- _AIM_: Give the data again exactly as written, skipping any pictures.

- _PROVIDED ENTRIES_:
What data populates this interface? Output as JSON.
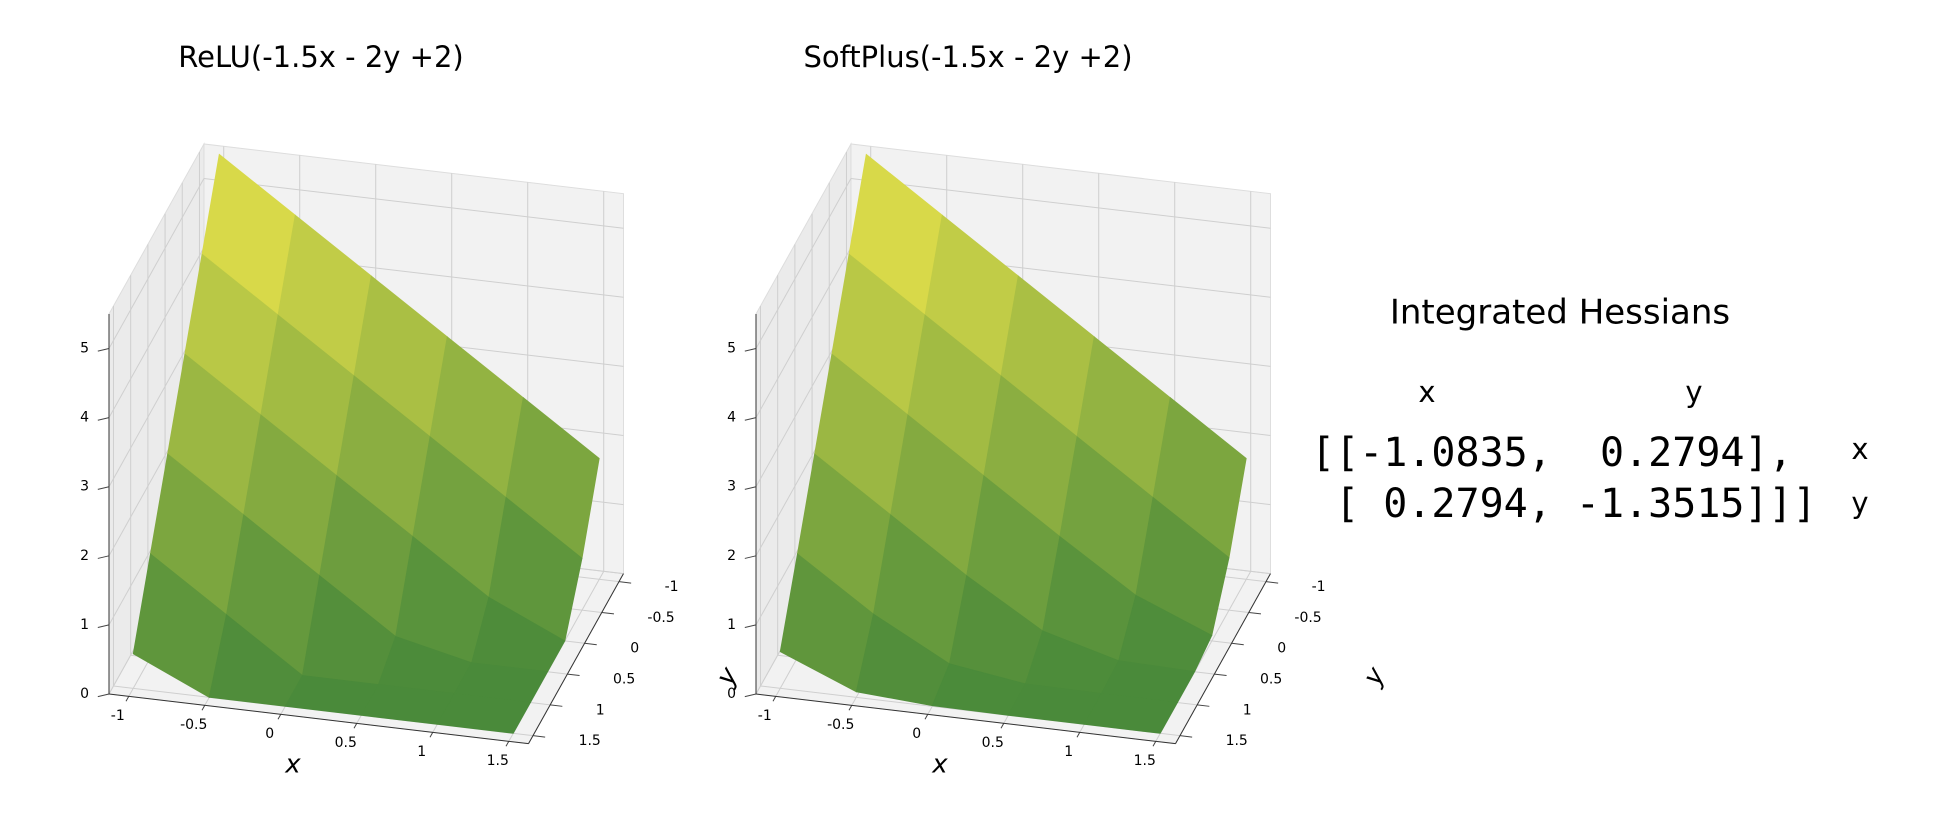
{
  "chart_data": [
    {
      "type": "surface3d",
      "title": "ReLU(-1.5x - 2y +2)",
      "xlabel": "x",
      "ylabel": "y",
      "x": [
        -1.0,
        -0.5,
        0.0,
        0.5,
        1.0,
        1.5
      ],
      "y": [
        -1.0,
        -0.5,
        0.0,
        0.5,
        1.0,
        1.5
      ],
      "z": [
        [
          5.5,
          4.5,
          3.5,
          2.5,
          1.5,
          0.5
        ],
        [
          4.75,
          3.75,
          2.75,
          1.75,
          0.75,
          0
        ],
        [
          4,
          3,
          2,
          1,
          0,
          0
        ],
        [
          3.25,
          2.25,
          1.25,
          0.25,
          0,
          0
        ],
        [
          2.5,
          1.5,
          0.5,
          0,
          0,
          0
        ],
        [
          1.75,
          0.75,
          0,
          0,
          0,
          0
        ]
      ],
      "xlim": [
        -1.13,
        1.63
      ],
      "ylim": [
        -1.13,
        1.63
      ],
      "zlim": [
        0,
        5.5
      ],
      "xticks": [
        -1.0,
        -0.5,
        0.0,
        0.5,
        1.0,
        1.5
      ],
      "yticks": [
        -1.0,
        -0.5,
        0.0,
        0.5,
        1.0,
        1.5
      ],
      "zticks": [
        0,
        1,
        2,
        3,
        4,
        5
      ],
      "colors": [
        "#4a8a3a",
        "#f3e84c"
      ],
      "grid": true
    },
    {
      "type": "surface3d",
      "title": "SoftPlus(-1.5x - 2y +2)",
      "xlabel": "x",
      "ylabel": "y",
      "x": [
        -1.0,
        -0.5,
        0.0,
        0.5,
        1.0,
        1.5
      ],
      "y": [
        -1.0,
        -0.5,
        0.0,
        0.5,
        1.0,
        1.5
      ],
      "z": [
        [
          5.5,
          4.5,
          3.5,
          2.5,
          1.5,
          0.53
        ],
        [
          4.75,
          3.75,
          2.75,
          1.75,
          0.76,
          0.08
        ],
        [
          4,
          3,
          2,
          1,
          0.17,
          0.01
        ],
        [
          3.25,
          2.25,
          1.25,
          0.33,
          0.01,
          0
        ],
        [
          2.5,
          1.5,
          0.53,
          0.03,
          0,
          0
        ],
        [
          1.75,
          0.76,
          0.08,
          0,
          0,
          0
        ]
      ],
      "xlim": [
        -1.13,
        1.63
      ],
      "ylim": [
        -1.13,
        1.63
      ],
      "zlim": [
        0,
        5.5
      ],
      "xticks": [
        -1.0,
        -0.5,
        0.0,
        0.5,
        1.0,
        1.5
      ],
      "yticks": [
        -1.0,
        -0.5,
        0.0,
        0.5,
        1.0,
        1.5
      ],
      "zticks": [
        0,
        1,
        2,
        3,
        4,
        5
      ],
      "colors": [
        "#4a8a3a",
        "#f3e84c"
      ],
      "grid": true
    }
  ],
  "hessian": {
    "title": "Integrated Hessians",
    "column_labels": [
      "x",
      "y"
    ],
    "row_labels": [
      "x",
      "y"
    ],
    "rows": [
      "[[-1.0835,  0.2794],",
      " [ 0.2794, -1.3515]]]"
    ]
  }
}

- _THE RESULT_:
What data populates this interface? Output as JSON.
{
  "chart_data": [
    {
      "type": "surface3d",
      "title": "ReLU(-1.5x - 2y +2)",
      "xlabel": "x",
      "ylabel": "y",
      "x": [
        -1.0,
        -0.5,
        0.0,
        0.5,
        1.0,
        1.5
      ],
      "y": [
        -1.0,
        -0.5,
        0.0,
        0.5,
        1.0,
        1.5
      ],
      "z": [
        [
          5.5,
          4.5,
          3.5,
          2.5,
          1.5,
          0.5
        ],
        [
          4.75,
          3.75,
          2.75,
          1.75,
          0.75,
          0
        ],
        [
          4,
          3,
          2,
          1,
          0,
          0
        ],
        [
          3.25,
          2.25,
          1.25,
          0.25,
          0,
          0
        ],
        [
          2.5,
          1.5,
          0.5,
          0,
          0,
          0
        ],
        [
          1.75,
          0.75,
          0,
          0,
          0,
          0
        ]
      ],
      "xlim": [
        -1.13,
        1.63
      ],
      "ylim": [
        -1.13,
        1.63
      ],
      "zlim": [
        0,
        5.5
      ],
      "xticks": [
        -1.0,
        -0.5,
        0.0,
        0.5,
        1.0,
        1.5
      ],
      "yticks": [
        -1.0,
        -0.5,
        0.0,
        0.5,
        1.0,
        1.5
      ],
      "zticks": [
        0,
        1,
        2,
        3,
        4,
        5
      ],
      "colors": [
        "#4a8a3a",
        "#f3e84c"
      ],
      "grid": true
    },
    {
      "type": "surface3d",
      "title": "SoftPlus(-1.5x - 2y +2)",
      "xlabel": "x",
      "ylabel": "y",
      "x": [
        -1.0,
        -0.5,
        0.0,
        0.5,
        1.0,
        1.5
      ],
      "y": [
        -1.0,
        -0.5,
        0.0,
        0.5,
        1.0,
        1.5
      ],
      "z": [
        [
          5.5,
          4.5,
          3.5,
          2.5,
          1.5,
          0.53
        ],
        [
          4.75,
          3.75,
          2.75,
          1.75,
          0.76,
          0.08
        ],
        [
          4,
          3,
          2,
          1,
          0.17,
          0.01
        ],
        [
          3.25,
          2.25,
          1.25,
          0.33,
          0.01,
          0
        ],
        [
          2.5,
          1.5,
          0.53,
          0.03,
          0,
          0
        ],
        [
          1.75,
          0.76,
          0.08,
          0,
          0,
          0
        ]
      ],
      "xlim": [
        -1.13,
        1.63
      ],
      "ylim": [
        -1.13,
        1.63
      ],
      "zlim": [
        0,
        5.5
      ],
      "xticks": [
        -1.0,
        -0.5,
        0.0,
        0.5,
        1.0,
        1.5
      ],
      "yticks": [
        -1.0,
        -0.5,
        0.0,
        0.5,
        1.0,
        1.5
      ],
      "zticks": [
        0,
        1,
        2,
        3,
        4,
        5
      ],
      "colors": [
        "#4a8a3a",
        "#f3e84c"
      ],
      "grid": true
    }
  ],
  "hessian": {
    "title": "Integrated Hessians",
    "column_labels": [
      "x",
      "y"
    ],
    "row_labels": [
      "x",
      "y"
    ],
    "rows": [
      "[[-1.0835,  0.2794],",
      " [ 0.2794, -1.3515]]]"
    ]
  }
}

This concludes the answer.